▶ [Request]: The records that follow are to be repeated without alteration.

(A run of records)
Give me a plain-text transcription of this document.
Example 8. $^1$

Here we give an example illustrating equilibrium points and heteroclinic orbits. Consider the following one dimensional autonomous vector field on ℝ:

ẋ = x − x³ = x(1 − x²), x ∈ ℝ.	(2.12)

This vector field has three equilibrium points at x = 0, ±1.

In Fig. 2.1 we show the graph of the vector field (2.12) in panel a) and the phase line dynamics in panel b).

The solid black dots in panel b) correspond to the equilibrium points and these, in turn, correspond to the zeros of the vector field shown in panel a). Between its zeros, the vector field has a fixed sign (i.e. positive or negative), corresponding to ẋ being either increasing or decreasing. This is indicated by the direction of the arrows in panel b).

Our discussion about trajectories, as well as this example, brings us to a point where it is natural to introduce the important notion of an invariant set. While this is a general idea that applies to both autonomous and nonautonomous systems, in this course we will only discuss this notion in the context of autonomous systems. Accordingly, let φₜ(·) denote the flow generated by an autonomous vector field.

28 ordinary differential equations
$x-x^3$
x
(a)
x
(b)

▶ [Solution to the problem]:
Give me a plain-text transcription of this document.
Example 8. $^1$

Here we give an example illustrating equilibrium points and heteroclinic orbits. Consider the following one dimensional autonomous vector field on ℝ:

ẋ = x − x³ = x(1 − x²), x ∈ ℝ.	(2.12)

This vector field has three equilibrium points at x = 0, ±1.

In Fig. 2.1 we show the graph of the vector field (2.12) in panel a) and the phase line dynamics in panel b).

The solid black dots in panel b) correspond to the equilibrium points and these, in turn, correspond to the zeros of the vector field shown in panel a). Between its zeros, the vector field has a fixed sign (i.e. positive or negative), corresponding to ẋ being either increasing or decreasing. This is indicated by the direction of the arrows in panel b).

Our discussion about trajectories, as well as this example, brings us to a point where it is natural to introduce the important notion of an invariant set. While this is a general idea that applies to both autonomous and nonautonomous systems, in this course we will only discuss this notion in the context of autonomous systems. Accordingly, let φₜ(·) denote the flow generated by an autonomous vector field.

28 ordinary differential equations
$x-x^3$
x
(a)
x
(b)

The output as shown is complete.